**Task goal:** Reproduce every line of the data below without any changes.

(Box coordinate listings)
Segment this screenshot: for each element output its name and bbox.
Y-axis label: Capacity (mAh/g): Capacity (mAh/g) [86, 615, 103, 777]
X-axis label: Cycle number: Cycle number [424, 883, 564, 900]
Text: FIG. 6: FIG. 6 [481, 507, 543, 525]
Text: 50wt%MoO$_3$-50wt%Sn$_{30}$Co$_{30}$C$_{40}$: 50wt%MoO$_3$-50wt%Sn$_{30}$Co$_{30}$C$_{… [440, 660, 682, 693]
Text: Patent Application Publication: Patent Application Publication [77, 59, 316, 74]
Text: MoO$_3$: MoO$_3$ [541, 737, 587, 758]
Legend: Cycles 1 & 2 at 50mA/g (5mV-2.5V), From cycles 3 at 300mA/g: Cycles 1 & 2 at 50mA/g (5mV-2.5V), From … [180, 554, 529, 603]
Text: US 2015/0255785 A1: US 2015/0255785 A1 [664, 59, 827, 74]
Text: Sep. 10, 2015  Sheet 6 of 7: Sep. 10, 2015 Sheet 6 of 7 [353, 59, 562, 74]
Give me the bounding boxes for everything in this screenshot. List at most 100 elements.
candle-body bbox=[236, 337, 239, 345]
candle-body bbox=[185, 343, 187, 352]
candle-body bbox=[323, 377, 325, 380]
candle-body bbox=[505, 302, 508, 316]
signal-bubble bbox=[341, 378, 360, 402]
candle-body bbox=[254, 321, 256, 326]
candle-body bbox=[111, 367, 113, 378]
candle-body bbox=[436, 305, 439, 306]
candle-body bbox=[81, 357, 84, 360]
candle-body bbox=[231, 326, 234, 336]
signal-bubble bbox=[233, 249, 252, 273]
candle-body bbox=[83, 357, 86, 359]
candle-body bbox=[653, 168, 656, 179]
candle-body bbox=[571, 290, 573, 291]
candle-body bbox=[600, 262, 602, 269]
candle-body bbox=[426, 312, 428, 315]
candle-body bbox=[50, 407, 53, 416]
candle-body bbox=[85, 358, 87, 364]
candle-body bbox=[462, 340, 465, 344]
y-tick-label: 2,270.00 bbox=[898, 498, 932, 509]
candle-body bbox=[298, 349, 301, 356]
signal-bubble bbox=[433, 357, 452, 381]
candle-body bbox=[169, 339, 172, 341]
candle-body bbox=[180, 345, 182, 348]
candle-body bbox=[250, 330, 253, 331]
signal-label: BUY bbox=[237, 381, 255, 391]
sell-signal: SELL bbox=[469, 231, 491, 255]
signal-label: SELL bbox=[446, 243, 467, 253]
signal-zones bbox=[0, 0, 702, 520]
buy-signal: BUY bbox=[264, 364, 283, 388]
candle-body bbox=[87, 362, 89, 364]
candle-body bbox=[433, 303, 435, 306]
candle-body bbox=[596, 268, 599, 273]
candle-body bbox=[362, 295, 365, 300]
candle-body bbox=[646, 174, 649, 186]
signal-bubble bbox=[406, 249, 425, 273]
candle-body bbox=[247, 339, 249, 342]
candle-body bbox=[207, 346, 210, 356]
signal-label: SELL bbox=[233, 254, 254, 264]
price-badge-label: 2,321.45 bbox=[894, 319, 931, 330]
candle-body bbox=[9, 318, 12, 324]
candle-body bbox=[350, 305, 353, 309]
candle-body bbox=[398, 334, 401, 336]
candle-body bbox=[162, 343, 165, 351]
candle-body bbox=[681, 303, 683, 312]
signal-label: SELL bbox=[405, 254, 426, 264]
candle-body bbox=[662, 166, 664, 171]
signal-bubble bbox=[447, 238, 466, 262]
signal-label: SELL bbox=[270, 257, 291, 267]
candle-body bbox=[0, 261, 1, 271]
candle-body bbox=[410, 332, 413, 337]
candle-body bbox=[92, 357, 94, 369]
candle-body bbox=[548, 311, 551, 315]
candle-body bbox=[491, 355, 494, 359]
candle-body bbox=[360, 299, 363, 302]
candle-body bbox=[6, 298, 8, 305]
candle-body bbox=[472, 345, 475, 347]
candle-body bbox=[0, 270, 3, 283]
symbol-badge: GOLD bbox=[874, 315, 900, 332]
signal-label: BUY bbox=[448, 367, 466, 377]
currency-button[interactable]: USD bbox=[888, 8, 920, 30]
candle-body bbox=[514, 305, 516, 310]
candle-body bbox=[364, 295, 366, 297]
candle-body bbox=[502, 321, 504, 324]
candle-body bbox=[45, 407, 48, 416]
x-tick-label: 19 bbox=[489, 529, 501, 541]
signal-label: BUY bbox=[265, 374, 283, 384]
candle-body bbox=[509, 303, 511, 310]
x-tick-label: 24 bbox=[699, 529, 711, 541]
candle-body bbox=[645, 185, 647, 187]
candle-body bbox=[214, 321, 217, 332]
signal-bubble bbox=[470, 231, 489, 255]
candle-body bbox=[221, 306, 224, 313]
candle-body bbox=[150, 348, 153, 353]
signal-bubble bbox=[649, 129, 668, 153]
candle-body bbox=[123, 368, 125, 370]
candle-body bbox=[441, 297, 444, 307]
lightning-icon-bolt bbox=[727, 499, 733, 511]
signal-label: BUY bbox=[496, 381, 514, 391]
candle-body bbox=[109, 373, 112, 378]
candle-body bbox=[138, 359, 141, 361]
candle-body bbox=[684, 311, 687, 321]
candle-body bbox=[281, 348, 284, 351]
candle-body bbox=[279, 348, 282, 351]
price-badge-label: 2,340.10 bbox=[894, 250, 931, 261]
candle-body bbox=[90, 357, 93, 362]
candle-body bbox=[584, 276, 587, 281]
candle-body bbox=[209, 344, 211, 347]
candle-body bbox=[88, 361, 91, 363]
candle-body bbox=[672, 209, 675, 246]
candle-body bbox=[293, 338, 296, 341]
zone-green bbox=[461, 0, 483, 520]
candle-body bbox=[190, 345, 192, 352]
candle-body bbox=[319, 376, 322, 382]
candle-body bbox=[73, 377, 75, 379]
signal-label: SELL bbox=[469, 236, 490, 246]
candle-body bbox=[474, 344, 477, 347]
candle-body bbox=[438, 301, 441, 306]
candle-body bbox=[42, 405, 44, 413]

**The completed task:**
Segment this screenshot: for each element output its name and bbox.
Y-axis label: Capacity (mAh/g): Capacity (mAh/g) [86, 615, 103, 777]
X-axis label: Cycle number: Cycle number [424, 883, 564, 900]
Text: FIG. 6: FIG. 6 [481, 507, 543, 525]
Text: 50wt%MoO$_3$-50wt%Sn$_{30}$Co$_{30}$C$_{40}$: 50wt%MoO$_3$-50wt%Sn$_{30}$Co$_{30}$C$_{… [440, 660, 682, 693]
Text: Patent Application Publication: Patent Application Publication [77, 59, 316, 74]
Text: MoO$_3$: MoO$_3$ [541, 737, 587, 758]
Legend: Cycles 1 & 2 at 50mA/g (5mV-2.5V), From cycles 3 at 300mA/g: Cycles 1 & 2 at 50mA/g (5mV-2.5V), From … [180, 554, 529, 603]
Text: US 2015/0255785 A1: US 2015/0255785 A1 [664, 59, 827, 74]
Text: Sep. 10, 2015  Sheet 6 of 7: Sep. 10, 2015 Sheet 6 of 7 [353, 59, 562, 74]
Give me the bounding boxes for everything in this screenshot. List at most 100 elements.
candle-body bbox=[236, 337, 239, 345]
candle-body bbox=[185, 343, 187, 352]
candle-body bbox=[323, 377, 325, 380]
candle-body bbox=[505, 302, 508, 316]
signal-bubble bbox=[341, 378, 360, 402]
candle-body bbox=[254, 321, 256, 326]
candle-body bbox=[111, 367, 113, 378]
candle-body bbox=[436, 305, 439, 306]
candle-body bbox=[81, 357, 84, 360]
candle-body bbox=[231, 326, 234, 336]
signal-bubble bbox=[233, 249, 252, 273]
candle-body bbox=[83, 357, 86, 359]
candle-body bbox=[653, 168, 656, 179]
candle-body bbox=[571, 290, 573, 291]
candle-body bbox=[600, 262, 602, 269]
candle-body bbox=[426, 312, 428, 315]
candle-body bbox=[50, 407, 53, 416]
candle-body bbox=[85, 358, 87, 364]
candle-body bbox=[462, 340, 465, 344]
y-tick-label: 2,270.00 bbox=[898, 498, 932, 509]
candle-body bbox=[298, 349, 301, 356]
signal-bubble bbox=[433, 357, 452, 381]
candle-body bbox=[169, 339, 172, 341]
candle-body bbox=[180, 345, 182, 348]
candle-body bbox=[250, 330, 253, 331]
signal-label: BUY bbox=[237, 381, 255, 391]
sell-signal: SELL bbox=[469, 231, 491, 255]
signal-label: SELL bbox=[446, 243, 467, 253]
signal-zones bbox=[0, 0, 702, 520]
buy-signal: BUY bbox=[264, 364, 283, 388]
candle-body bbox=[87, 362, 89, 364]
candle-body bbox=[433, 303, 435, 306]
candle-body bbox=[596, 268, 599, 273]
candle-body bbox=[362, 295, 365, 300]
candle-body bbox=[646, 174, 649, 186]
signal-bubble bbox=[406, 249, 425, 273]
candle-body bbox=[247, 339, 249, 342]
candle-body bbox=[207, 346, 210, 356]
signal-label: SELL bbox=[233, 254, 254, 264]
price-badge-label: 2,321.45 bbox=[894, 319, 931, 330]
candle-body bbox=[9, 318, 12, 324]
candle-body bbox=[350, 305, 353, 309]
candle-body bbox=[398, 334, 401, 336]
candle-body bbox=[162, 343, 165, 351]
candle-body bbox=[681, 303, 683, 312]
signal-label: SELL bbox=[405, 254, 426, 264]
candle-body bbox=[662, 166, 664, 171]
signal-bubble bbox=[447, 238, 466, 262]
signal-label: SELL bbox=[270, 257, 291, 267]
candle-body bbox=[0, 261, 1, 271]
candle-body bbox=[410, 332, 413, 337]
candle-body bbox=[92, 357, 94, 369]
candle-body bbox=[548, 311, 551, 315]
candle-body bbox=[491, 355, 494, 359]
candle-body bbox=[360, 299, 363, 302]
candle-body bbox=[6, 298, 8, 305]
candle-body bbox=[472, 345, 475, 347]
candle-body bbox=[0, 270, 3, 283]
symbol-badge: GOLD bbox=[874, 315, 900, 332]
signal-label: BUY bbox=[448, 367, 466, 377]
currency-button[interactable]: USD bbox=[888, 8, 920, 30]
candle-body bbox=[514, 305, 516, 310]
candle-body bbox=[364, 295, 366, 297]
candle-body bbox=[502, 321, 504, 324]
candle-body bbox=[45, 407, 48, 416]
x-tick-label: 19 bbox=[489, 529, 501, 541]
signal-label: BUY bbox=[265, 374, 283, 384]
candle-body bbox=[509, 303, 511, 310]
x-tick-label: 24 bbox=[699, 529, 711, 541]
candle-body bbox=[645, 185, 647, 187]
candle-body bbox=[214, 321, 217, 332]
signal-bubble bbox=[470, 231, 489, 255]
candle-body bbox=[221, 306, 224, 313]
candle-body bbox=[150, 348, 153, 353]
signal-bubble bbox=[649, 129, 668, 153]
candle-body bbox=[123, 368, 125, 370]
candle-body bbox=[441, 297, 444, 307]
lightning-icon-bolt bbox=[727, 499, 733, 511]
signal-label: BUY bbox=[496, 381, 514, 391]
candle-body bbox=[109, 373, 112, 378]
candle-body bbox=[138, 359, 141, 361]
candle-body bbox=[684, 311, 687, 321]
candle-body bbox=[281, 348, 284, 351]
candle-body bbox=[279, 348, 282, 351]
price-badge-label: 2,340.10 bbox=[894, 250, 931, 261]
candle-body bbox=[90, 357, 93, 362]
candle-body bbox=[584, 276, 587, 281]
candle-body bbox=[209, 344, 211, 347]
candle-body bbox=[88, 361, 91, 363]
candle-body bbox=[672, 209, 675, 246]
candle-body bbox=[293, 338, 296, 341]
zone-green bbox=[461, 0, 483, 520]
candle-body bbox=[190, 345, 192, 352]
candle-body bbox=[319, 376, 322, 382]
candle-body bbox=[73, 377, 75, 379]
signal-label: SELL bbox=[469, 236, 490, 246]
candle-body bbox=[474, 344, 477, 347]
candle-body bbox=[438, 301, 441, 306]
candle-body bbox=[42, 405, 44, 413]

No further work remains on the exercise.